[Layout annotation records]
—————

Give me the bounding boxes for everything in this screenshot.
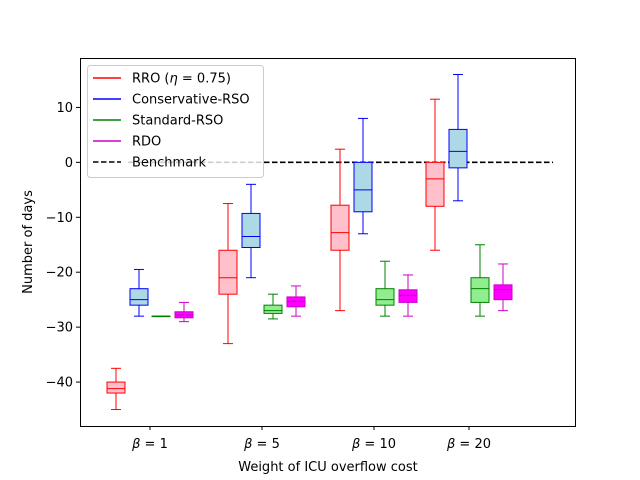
x-tick-value: 1: [160, 437, 168, 452]
legend: RRO (η = 0.75) Conservative-RSO Standard-R…: [87, 65, 264, 178]
box-body: [448, 128, 468, 169]
y-axis-label: Number of days: [21, 190, 36, 294]
y-tick-label: −20: [46, 266, 73, 281]
box-rro: [425, 98, 445, 251]
box-rdo: [493, 263, 513, 312]
box-rro: [330, 148, 350, 312]
x-tick-op: =: [140, 437, 159, 452]
y-tick-label: −30: [46, 321, 73, 336]
box-standard-rso: [470, 244, 490, 317]
legend-label: Standard-RSO: [132, 114, 223, 129]
box-body: [330, 204, 350, 251]
y-tick-label: −40: [46, 376, 73, 391]
box-rro: [106, 367, 126, 411]
box-body: [241, 212, 261, 248]
legend-label-eq: = 0.75): [178, 72, 231, 87]
box-body: [470, 277, 490, 303]
x-tick-symbol: β: [131, 437, 140, 452]
legend-label-main: RDO: [132, 135, 161, 150]
box-rdo: [286, 285, 306, 317]
box-body: [493, 284, 513, 301]
x-tick-symbol: β: [351, 437, 360, 452]
box-body: [286, 296, 306, 308]
y-axis: 10 0 −10 −20 −30 −40: [46, 101, 80, 391]
box-standard-rso: [151, 315, 171, 318]
legend-frame: [87, 65, 264, 178]
box-rdo: [174, 301, 194, 323]
box-conservative-rso: [353, 117, 373, 235]
box-conservative-rso: [241, 183, 261, 279]
x-tick-value: 5: [272, 437, 280, 452]
x-tick-value: 10: [379, 437, 396, 452]
axes-frame: [80, 58, 576, 427]
box-body: [218, 249, 238, 295]
legend-label: Conservative-RSO: [132, 93, 250, 108]
box-body: [375, 288, 395, 306]
x-tick-label: β = 1: [131, 437, 168, 452]
box-body: [129, 288, 149, 306]
x-tick-op: =: [360, 437, 379, 452]
box-conservative-rso: [129, 268, 149, 317]
x-tick-op: =: [455, 437, 474, 452]
legend-label-main: RRO (: [132, 72, 170, 87]
legend-label-symbol: η: [170, 72, 178, 87]
box-standard-rso: [375, 260, 395, 317]
y-tick-label: −10: [46, 211, 73, 226]
y-tick-label: 10: [56, 101, 73, 116]
legend-label-main: Benchmark: [132, 156, 207, 171]
x-tick-label: β = 5: [243, 437, 280, 452]
box-body: [106, 381, 126, 394]
x-axis-label: Weight of ICU overflow cost: [238, 460, 418, 475]
plot-area: [106, 73, 553, 411]
legend-label: RDO: [132, 135, 161, 150]
box-body: [425, 161, 445, 207]
legend-label: RRO (η = 0.75): [132, 72, 231, 87]
x-tick-op: =: [252, 437, 271, 452]
x-tick-label: β = 10: [351, 437, 396, 452]
legend-label: Benchmark: [132, 156, 207, 171]
box-body: [353, 161, 373, 213]
x-tick-value: 20: [474, 437, 491, 452]
legend-label-main: Conservative-RSO: [132, 93, 250, 108]
box-conservative-rso: [448, 73, 468, 202]
box-standard-rso: [263, 293, 283, 320]
x-tick-symbol: β: [446, 437, 455, 452]
box-rdo: [398, 274, 418, 317]
box-rro: [218, 203, 238, 345]
x-tick-symbol: β: [243, 437, 252, 452]
y-tick-label: 0: [65, 156, 73, 171]
box-body: [263, 304, 283, 314]
x-tick-label: β = 20: [446, 437, 491, 452]
legend-label-main: Standard-RSO: [132, 114, 223, 129]
box-body: [398, 289, 418, 303]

—————

[DIRECTIONS] Switch every occurrence of "Benchmark" in the material to "Baseline" and leave every other part unchanged. Do this across all of the material, and omit the pictures from your answer.

[TASK RESPONSE]
Give me the bounding boxes for everything in this screenshot.
x-tick-value: 1: [160, 437, 168, 452]
legend: RRO (η = 0.75) Conservative-RSO Standard-R…: [87, 65, 264, 178]
box-body: [448, 128, 468, 169]
y-axis-label: Number of days: [21, 190, 36, 294]
y-tick-label: −20: [46, 266, 73, 281]
box-rro: [425, 98, 445, 251]
box-rdo: [493, 263, 513, 312]
box-rro: [330, 148, 350, 312]
x-tick-op: =: [140, 437, 159, 452]
y-tick-label: −30: [46, 321, 73, 336]
box-standard-rso: [470, 244, 490, 317]
legend-label: Standard-RSO: [132, 114, 223, 129]
box-body: [330, 204, 350, 251]
y-tick-label: −40: [46, 376, 73, 391]
box-rro: [106, 367, 126, 411]
box-body: [241, 212, 261, 248]
legend-label-eq: = 0.75): [178, 72, 231, 87]
box-body: [470, 277, 490, 303]
x-tick-symbol: β: [131, 437, 140, 452]
legend-label-main: RDO: [132, 135, 161, 150]
box-rdo: [286, 285, 306, 317]
box-body: [493, 284, 513, 301]
x-tick-symbol: β: [351, 437, 360, 452]
box-body: [286, 296, 306, 308]
y-axis: 10 0 −10 −20 −30 −40: [46, 101, 80, 391]
box-standard-rso: [151, 315, 171, 318]
legend-frame: [87, 65, 264, 178]
box-rdo: [174, 301, 194, 323]
box-conservative-rso: [353, 117, 373, 235]
box-conservative-rso: [241, 183, 261, 279]
x-tick-value: 5: [272, 437, 280, 452]
x-tick-value: 10: [379, 437, 396, 452]
axes-frame: [80, 58, 576, 427]
box-body: [218, 249, 238, 295]
legend-label: Conservative-RSO: [132, 93, 250, 108]
box-body: [375, 288, 395, 306]
x-tick-label: β = 1: [131, 437, 168, 452]
box-body: [129, 288, 149, 306]
x-tick-op: =: [360, 437, 379, 452]
box-conservative-rso: [129, 268, 149, 317]
x-tick-op: =: [455, 437, 474, 452]
legend-label-main: RRO (: [132, 72, 170, 87]
legend-label-symbol: η: [170, 72, 178, 87]
box-standard-rso: [375, 260, 395, 317]
y-tick-label: −10: [46, 211, 73, 226]
y-tick-label: 10: [56, 101, 73, 116]
legend-label-main: Baseline: [132, 156, 207, 171]
x-tick-label: β = 5: [243, 437, 280, 452]
box-body: [106, 381, 126, 394]
x-axis-label: Weight of ICU overflow cost: [238, 460, 418, 475]
plot-area: [106, 73, 553, 411]
legend-label: RDO: [132, 135, 161, 150]
box-body: [425, 161, 445, 207]
legend-label: RRO (η = 0.75): [132, 72, 231, 87]
x-tick-op: =: [252, 437, 271, 452]
x-tick-label: β = 10: [351, 437, 396, 452]
legend-label: Baseline: [132, 156, 207, 171]
box-body: [353, 161, 373, 213]
x-tick-value: 20: [474, 437, 491, 452]
legend-label-main: Conservative-RSO: [132, 93, 250, 108]
box-conservative-rso: [448, 73, 468, 202]
box-standard-rso: [263, 293, 283, 320]
x-tick-symbol: β: [446, 437, 455, 452]
box-rdo: [398, 274, 418, 317]
box-rro: [218, 203, 238, 345]
x-tick-symbol: β: [243, 437, 252, 452]
y-tick-label: 0: [65, 156, 73, 171]
box-body: [263, 304, 283, 314]
x-tick-label: β = 20: [446, 437, 491, 452]
legend-label-main: Standard-RSO: [132, 114, 223, 129]
box-body: [398, 289, 418, 303]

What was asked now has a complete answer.